▶ **Work to complete**
Using the records that follow, copy every line containing the word "categories".

▶ **Input for this task**

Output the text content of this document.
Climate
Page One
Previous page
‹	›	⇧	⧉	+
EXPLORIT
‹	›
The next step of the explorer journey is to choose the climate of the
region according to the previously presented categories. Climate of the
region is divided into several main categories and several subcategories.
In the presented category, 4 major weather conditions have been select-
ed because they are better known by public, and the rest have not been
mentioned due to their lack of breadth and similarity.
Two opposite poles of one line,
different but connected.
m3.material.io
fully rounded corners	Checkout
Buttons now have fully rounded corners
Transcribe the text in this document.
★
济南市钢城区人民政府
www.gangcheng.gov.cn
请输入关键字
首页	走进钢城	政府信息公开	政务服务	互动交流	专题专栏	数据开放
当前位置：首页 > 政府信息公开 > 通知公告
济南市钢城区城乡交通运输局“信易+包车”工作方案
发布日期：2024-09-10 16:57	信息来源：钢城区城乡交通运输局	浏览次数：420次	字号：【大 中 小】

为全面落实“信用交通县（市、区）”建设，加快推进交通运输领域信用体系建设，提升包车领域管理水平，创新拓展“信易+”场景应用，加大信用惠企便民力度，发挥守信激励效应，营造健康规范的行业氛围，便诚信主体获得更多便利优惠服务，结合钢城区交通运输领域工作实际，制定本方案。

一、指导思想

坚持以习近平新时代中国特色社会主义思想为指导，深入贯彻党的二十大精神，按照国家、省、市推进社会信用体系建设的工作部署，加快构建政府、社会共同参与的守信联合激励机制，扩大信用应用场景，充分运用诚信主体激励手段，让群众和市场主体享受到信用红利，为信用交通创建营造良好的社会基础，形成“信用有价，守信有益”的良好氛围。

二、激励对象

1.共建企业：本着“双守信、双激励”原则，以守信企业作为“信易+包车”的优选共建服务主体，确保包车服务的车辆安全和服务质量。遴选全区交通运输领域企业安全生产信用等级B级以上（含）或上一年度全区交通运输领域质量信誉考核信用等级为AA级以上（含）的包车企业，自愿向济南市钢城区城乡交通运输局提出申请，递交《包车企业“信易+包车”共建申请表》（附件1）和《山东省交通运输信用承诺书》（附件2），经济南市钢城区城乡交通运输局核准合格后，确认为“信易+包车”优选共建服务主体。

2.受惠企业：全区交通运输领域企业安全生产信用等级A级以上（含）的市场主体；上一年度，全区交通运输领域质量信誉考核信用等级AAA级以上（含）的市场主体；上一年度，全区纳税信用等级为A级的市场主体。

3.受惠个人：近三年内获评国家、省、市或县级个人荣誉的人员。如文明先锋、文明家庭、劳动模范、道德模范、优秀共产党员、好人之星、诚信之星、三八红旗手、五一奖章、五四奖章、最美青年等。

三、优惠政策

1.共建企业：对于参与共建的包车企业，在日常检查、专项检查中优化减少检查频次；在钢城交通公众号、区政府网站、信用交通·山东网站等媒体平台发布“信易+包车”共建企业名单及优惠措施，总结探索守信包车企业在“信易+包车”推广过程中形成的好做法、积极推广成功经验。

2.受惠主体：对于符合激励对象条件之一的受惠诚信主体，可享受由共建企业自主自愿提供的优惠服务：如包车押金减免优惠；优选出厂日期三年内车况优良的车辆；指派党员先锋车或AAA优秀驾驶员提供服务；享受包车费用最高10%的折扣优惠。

▶ **Right answer**
region according to the previously presented categories. Climate of the
region is divided into several main categories and several subcategories.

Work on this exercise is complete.